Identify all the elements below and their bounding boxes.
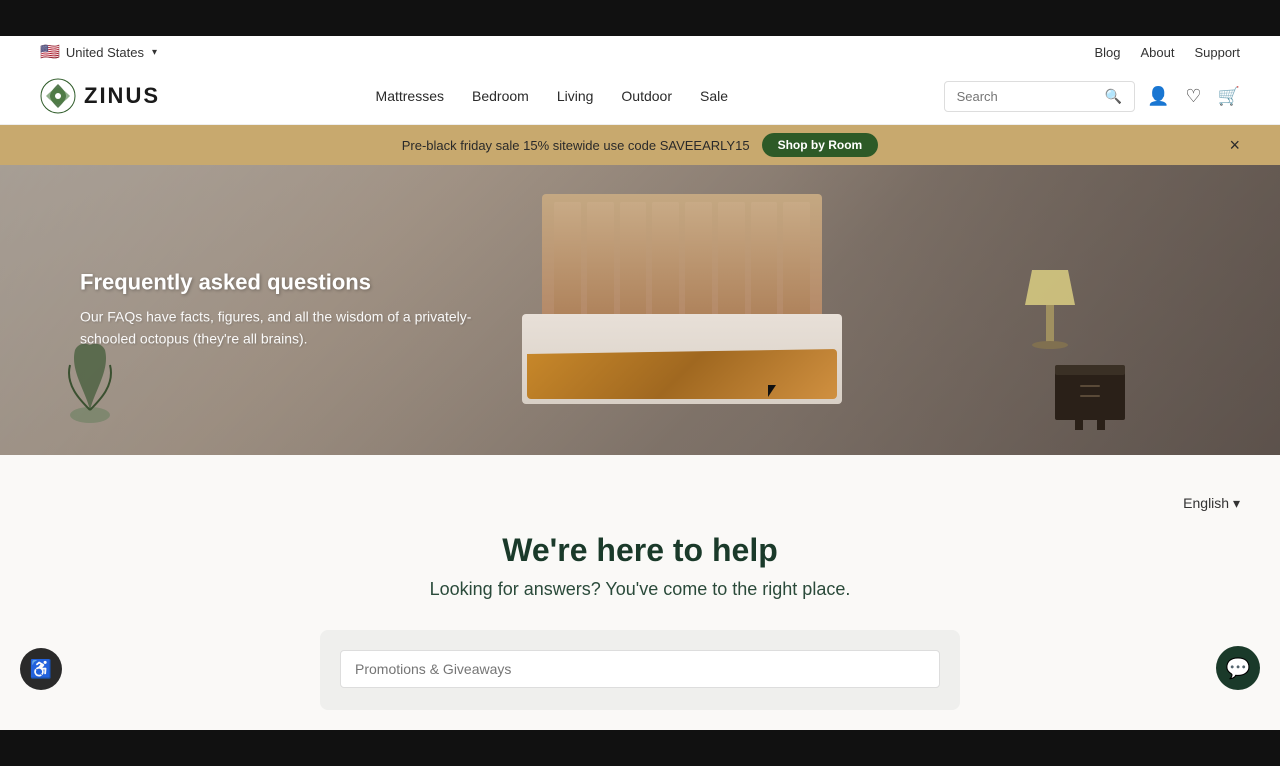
nightstand [1050,350,1130,435]
language-label: English [1183,495,1229,511]
promo-banner: Pre-black friday sale 15% sitewide use c… [0,125,1280,165]
logo-text: ZINUS [84,83,160,109]
nav-outdoor[interactable]: Outdoor [621,88,672,104]
wishlist-icon[interactable]: ♡ [1185,86,1201,107]
search-box[interactable]: 🔍 [944,81,1135,112]
faq-subheading: Looking for answers? You've come to the … [40,579,1240,600]
hero-content: Frequently asked questions Our FAQs have… [80,270,500,351]
promo-close-button[interactable]: × [1229,136,1240,154]
nav-mattresses[interactable]: Mattresses [376,88,444,104]
hero-title: Frequently asked questions [80,270,500,296]
nav-icons: 👤 ♡ 🛒 [1147,86,1240,107]
faq-section: English ▾ We're here to help Looking for… [0,455,1280,730]
logo-icon [40,78,76,114]
faq-heading: We're here to help [40,532,1240,569]
search-icon: 🔍 [1105,88,1122,105]
account-icon[interactable]: 👤 [1147,86,1169,107]
promo-text: Pre-black friday sale 15% sitewide use c… [402,138,750,153]
flag-icon: 🇺🇸 [40,42,60,62]
nav-links: Mattresses Bedroom Living Outdoor Sale [376,88,729,104]
utility-links: Blog About Support [1094,45,1240,60]
main-nav: ZINUS Mattresses Bedroom Living Outdoor … [0,68,1280,125]
logo-link[interactable]: ZINUS [40,78,160,114]
faq-search-input[interactable] [340,650,940,688]
top-black-bar [0,0,1280,36]
shop-by-room-button[interactable]: Shop by Room [762,133,879,157]
hero-bed-illustration [472,194,892,454]
support-link[interactable]: Support [1194,45,1240,60]
nav-living[interactable]: Living [557,88,594,104]
accessibility-button[interactable]: ♿ [20,648,62,690]
nav-bedroom[interactable]: Bedroom [472,88,529,104]
search-input[interactable] [957,89,1097,104]
chat-button[interactable]: 💬 [1216,646,1260,690]
hero-description: Our FAQs have facts, figures, and all th… [80,306,500,351]
chat-icon: 💬 [1226,656,1251,681]
cart-icon[interactable]: 🛒 [1218,86,1240,107]
bottom-black-bar [0,730,1280,766]
country-selector[interactable]: 🇺🇸 United States ▾ [40,42,157,62]
chevron-down-icon: ▾ [152,47,157,58]
language-selector-area: English ▾ [40,495,1240,512]
language-selector[interactable]: English ▾ [1183,495,1240,512]
blanket [527,349,837,399]
blog-link[interactable]: Blog [1094,45,1120,60]
nav-search-area: 🔍 👤 ♡ 🛒 [944,81,1240,112]
hero-section: Frequently asked questions Our FAQs have… [0,165,1280,455]
country-label: United States [66,45,144,60]
about-link[interactable]: About [1140,45,1174,60]
dropdown-icon: ▾ [1233,495,1240,511]
nav-sale[interactable]: Sale [700,88,728,104]
accessibility-icon: ♿ [30,659,52,680]
faq-hero-text: We're here to help Looking for answers? … [40,532,1240,600]
utility-nav: 🇺🇸 United States ▾ Blog About Support [0,36,1280,68]
faq-search-card [320,630,960,710]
______
- _EXERCISE BRIEF_:
Copy out every line of the material above word for word, leaving out the picture.

- _TASK SOLUTION_:
Identify all the elements below and their bounding boxes.
nightstand [1050,350,1130,435]
language-label: English [1183,495,1229,511]
promo-banner: Pre-black friday sale 15% sitewide use c… [0,125,1280,165]
logo-text: ZINUS [84,83,160,109]
nav-outdoor[interactable]: Outdoor [621,88,672,104]
wishlist-icon[interactable]: ♡ [1185,86,1201,107]
search-box[interactable]: 🔍 [944,81,1135,112]
faq-subheading: Looking for answers? You've come to the … [40,579,1240,600]
hero-content: Frequently asked questions Our FAQs have… [80,270,500,351]
promo-close-button[interactable]: × [1229,136,1240,154]
nav-mattresses[interactable]: Mattresses [376,88,444,104]
hero-title: Frequently asked questions [80,270,500,296]
nav-icons: 👤 ♡ 🛒 [1147,86,1240,107]
faq-section: English ▾ We're here to help Looking for… [0,455,1280,730]
logo-icon [40,78,76,114]
faq-heading: We're here to help [40,532,1240,569]
search-icon: 🔍 [1105,88,1122,105]
account-icon[interactable]: 👤 [1147,86,1169,107]
promo-text: Pre-black friday sale 15% sitewide use c… [402,138,750,153]
flag-icon: 🇺🇸 [40,42,60,62]
nav-links: Mattresses Bedroom Living Outdoor Sale [376,88,729,104]
utility-links: Blog About Support [1094,45,1240,60]
main-nav: ZINUS Mattresses Bedroom Living Outdoor … [0,68,1280,125]
logo-link[interactable]: ZINUS [40,78,160,114]
faq-search-input[interactable] [340,650,940,688]
top-black-bar [0,0,1280,36]
shop-by-room-button[interactable]: Shop by Room [762,133,879,157]
hero-bed-illustration [472,194,892,454]
support-link[interactable]: Support [1194,45,1240,60]
nav-living[interactable]: Living [557,88,594,104]
accessibility-button[interactable]: ♿ [20,648,62,690]
nav-bedroom[interactable]: Bedroom [472,88,529,104]
search-input[interactable] [957,89,1097,104]
chat-button[interactable]: 💬 [1216,646,1260,690]
hero-description: Our FAQs have facts, figures, and all th… [80,306,500,351]
chat-icon: 💬 [1226,656,1251,681]
cart-icon[interactable]: 🛒 [1218,86,1240,107]
bottom-black-bar [0,730,1280,766]
country-selector[interactable]: 🇺🇸 United States ▾ [40,42,157,62]
chevron-down-icon: ▾ [152,47,157,58]
language-selector-area: English ▾ [40,495,1240,512]
language-selector[interactable]: English ▾ [1183,495,1240,512]
blanket [527,349,837,399]
blog-link[interactable]: Blog [1094,45,1120,60]
nav-search-area: 🔍 👤 ♡ 🛒 [944,81,1240,112]
hero-section: Frequently asked questions Our FAQs have… [0,165,1280,455]
country-label: United States [66,45,144,60]
about-link[interactable]: About [1140,45,1174,60]
dropdown-icon: ▾ [1233,495,1240,511]
nav-sale[interactable]: Sale [700,88,728,104]
accessibility-icon: ♿ [30,659,52,680]
faq-hero-text: We're here to help Looking for answers? … [40,532,1240,600]
utility-nav: 🇺🇸 United States ▾ Blog About Support [0,36,1280,68]
faq-search-card [320,630,960,710]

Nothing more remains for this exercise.